# [INSTRUCTION]
Identify each line in the items below that contains the string "series", and copy every such line in full.

# [DATA SUPPLIED]
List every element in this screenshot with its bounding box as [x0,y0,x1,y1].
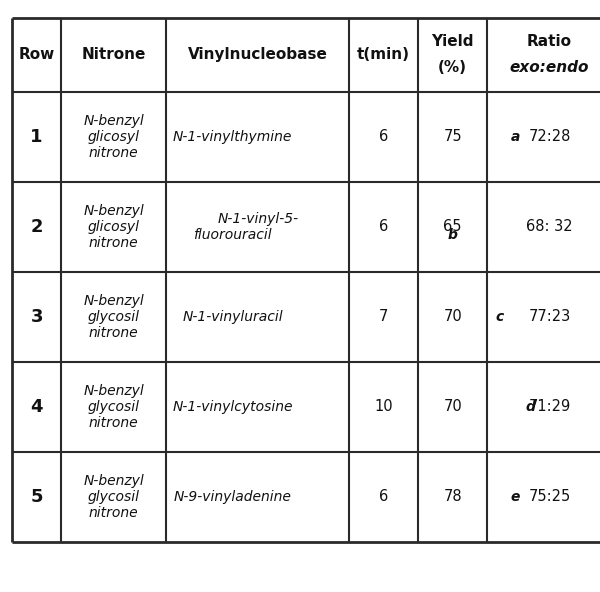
Text: 70: 70 [443,309,462,324]
Text: 4: 4 [31,398,43,416]
Text: d: d [526,400,536,414]
Text: 6: 6 [379,219,388,234]
Text: 3: 3 [31,308,43,326]
Text: N-benzyl: N-benzyl [83,294,144,308]
Text: 65: 65 [443,219,462,234]
Text: 78: 78 [443,489,462,504]
Text: N-1-vinylthymine: N-1-vinylthymine [173,130,292,144]
Text: 5: 5 [31,488,43,506]
Text: fluorouracil: fluorouracil [193,228,272,242]
Text: nitrone: nitrone [89,506,139,520]
Text: a: a [511,130,520,144]
Text: 6: 6 [379,129,388,144]
Text: Yield: Yield [431,34,474,49]
Text: nitrone: nitrone [89,146,139,160]
Text: N-benzyl: N-benzyl [83,384,144,398]
Text: 77:23: 77:23 [529,309,571,324]
Text: N-benzyl: N-benzyl [83,474,144,488]
Text: N-1-vinyl-5-: N-1-vinyl-5- [217,212,298,226]
Text: glicosyl: glicosyl [88,130,140,144]
Text: N-benzyl: N-benzyl [83,114,144,128]
Text: 71:29: 71:29 [529,399,571,414]
Text: 2: 2 [31,218,43,236]
Text: b: b [448,228,458,242]
Text: exo:endo: exo:endo [510,60,589,75]
Text: e: e [511,490,520,504]
Text: 1: 1 [31,128,43,146]
Text: nitrone: nitrone [89,236,139,250]
Text: 75: 75 [443,129,462,144]
Text: c: c [496,310,503,324]
Text: nitrone: nitrone [89,416,139,430]
Text: N-benzyl: N-benzyl [83,204,144,218]
Text: 72:28: 72:28 [529,129,571,144]
Text: 7: 7 [379,309,388,324]
Text: nitrone: nitrone [89,326,139,340]
Text: (%): (%) [438,60,467,75]
Text: Row: Row [19,47,55,62]
Text: N-1-vinylcytosine: N-1-vinylcytosine [172,400,293,414]
Bar [12,18,600,542]
Text: 6: 6 [379,489,388,504]
Text: 10: 10 [374,399,393,414]
Text: Nitrone: Nitrone [82,47,146,62]
Text: N-9-vinyladenine: N-9-vinyladenine [174,490,292,504]
Text: glycosil: glycosil [88,310,140,324]
Text: Vinylnucleobase: Vinylnucleobase [188,47,328,62]
Text: 70: 70 [443,399,462,414]
Text: glycosil: glycosil [88,490,140,504]
Text: 75:25: 75:25 [529,489,571,504]
Text: t(min): t(min) [357,47,410,62]
Text: N-1-vinyluracil: N-1-vinyluracil [182,310,283,324]
Text: 68: 32: 68: 32 [526,219,573,234]
Text: glycosil: glycosil [88,400,140,414]
Text: Ratio: Ratio [527,34,572,49]
Text: glicosyl: glicosyl [88,220,140,234]
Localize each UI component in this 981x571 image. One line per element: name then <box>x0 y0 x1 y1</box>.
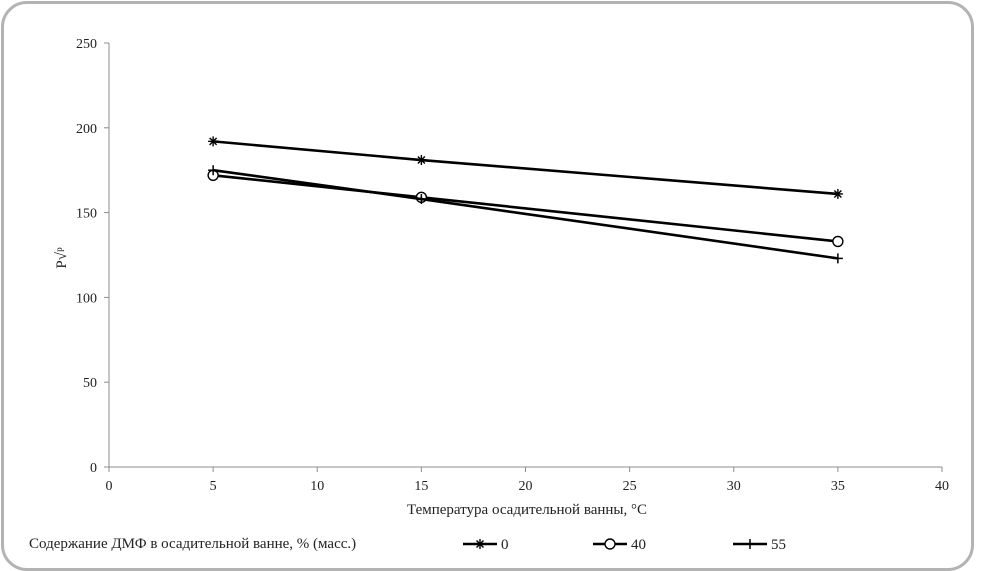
x-tick-label: 40 <box>935 479 949 494</box>
marker-asterisk <box>475 539 485 549</box>
y-tick-label: 150 <box>76 207 97 222</box>
x-tick-label: 25 <box>623 479 637 494</box>
marker-asterisk <box>208 136 219 147</box>
axes: 0 50 100 150 200 250 0 5 10 15 20 25 30 35 40 <box>76 37 949 494</box>
x-tick-label: 20 <box>519 479 533 494</box>
y-tick-label: 0 <box>90 461 97 476</box>
line-chart: 0 50 100 150 200 250 0 5 10 15 20 25 30 35 40 Температ… <box>29 37 949 553</box>
legend: Содержание ДМФ в осадительной ванне, % (… <box>29 536 786 553</box>
x-tick-label: 35 <box>831 479 845 494</box>
marker-plus <box>416 194 427 205</box>
marker-asterisk <box>832 188 843 199</box>
legend-label: 40 <box>631 537 646 553</box>
y-tick-label: 250 <box>76 37 97 52</box>
series-0 <box>208 136 843 199</box>
legend-item-0: 0 <box>463 537 509 553</box>
marker-circle-shape <box>604 538 616 550</box>
legend-item-40: 40 <box>593 537 646 553</box>
legend-label: 0 <box>501 537 509 553</box>
series-line-55 <box>212 168 839 260</box>
marker-plus <box>208 165 219 176</box>
series-55 <box>208 165 843 264</box>
x-tick-label: 5 <box>210 479 217 494</box>
x-tick-label: 0 <box>106 479 113 494</box>
marker-circle <box>604 538 616 550</box>
marker-circle <box>832 235 844 248</box>
series-group <box>207 136 844 264</box>
legend-item-55: 55 <box>733 537 786 553</box>
marker-circle-shape <box>832 235 844 248</box>
x-tick-label: 15 <box>414 479 428 494</box>
x-axis-title: Температура осадительной ванны, °С <box>407 502 647 518</box>
legend-label: 55 <box>771 537 786 553</box>
x-tick-label: 30 <box>727 479 741 494</box>
y-axis-title: P√ᵖ <box>54 247 70 269</box>
x-tick-label: 10 <box>310 479 324 494</box>
y-tick-label: 50 <box>83 376 97 391</box>
marker-plus <box>745 539 755 549</box>
y-tick-label: 100 <box>76 291 97 306</box>
legend-title: Содержание ДМФ в осадительной ванне, % (… <box>29 536 356 552</box>
y-tick-label: 200 <box>76 122 97 137</box>
marker-asterisk <box>416 155 427 166</box>
marker-plus <box>832 253 843 264</box>
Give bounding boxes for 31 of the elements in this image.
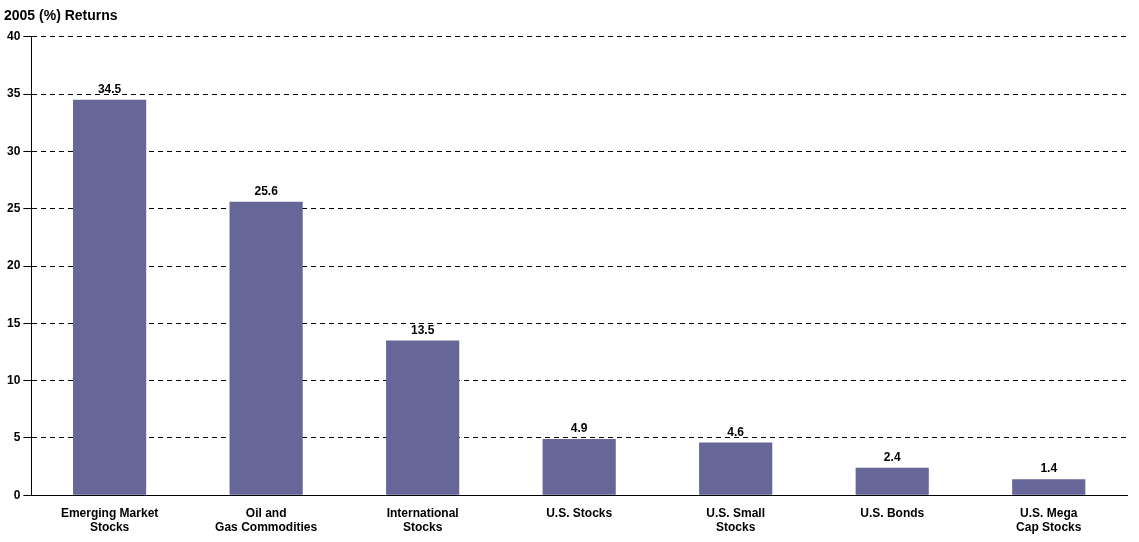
x-tick-label: International Stocks [386,505,459,535]
bar [386,340,460,495]
y-tick-label: 15 [6,315,21,330]
data-label: 4.9 [570,421,588,436]
bar [699,442,773,495]
bar [542,439,616,495]
bar [1012,479,1086,495]
chart-title: 2005 (%) Returns [4,7,118,24]
y-tick-label: 35 [6,86,21,101]
y-tick-label: 5 [13,430,21,445]
data-label: 4.6 [727,424,745,439]
x-tick-label: Oil and Gas Commodities [215,505,318,535]
y-tick-label: 0 [13,487,21,502]
y-tick-label: 10 [6,372,21,387]
y-tick-label: 25 [6,201,21,216]
bar [229,201,303,495]
data-label: 34.5 [97,82,122,97]
bar [73,99,147,495]
y-tick-label: 30 [6,143,21,158]
x-tick-label: U.S. Stocks [546,505,613,520]
data-label: 2.4 [883,450,901,465]
data-label: 1.4 [1040,461,1058,476]
y-tick-label: 40 [6,29,21,44]
x-tick-label: Emerging Market Stocks [60,505,159,535]
y-tick-label: 20 [6,258,21,273]
bar [855,467,929,495]
x-tick-label: U.S. Mega Cap Stocks [1016,505,1082,535]
x-tick-label: U.S. Bonds [860,505,925,520]
data-label: 13.5 [410,322,435,337]
x-tick-label: U.S. Small Stocks [706,505,766,535]
data-label: 25.6 [254,184,279,199]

# [TASK ANSWER]
series-0 <box>208 136 843 199</box>
series-line-55 <box>212 168 839 260</box>
series-55 <box>208 165 843 264</box>
series-group <box>207 136 844 264</box>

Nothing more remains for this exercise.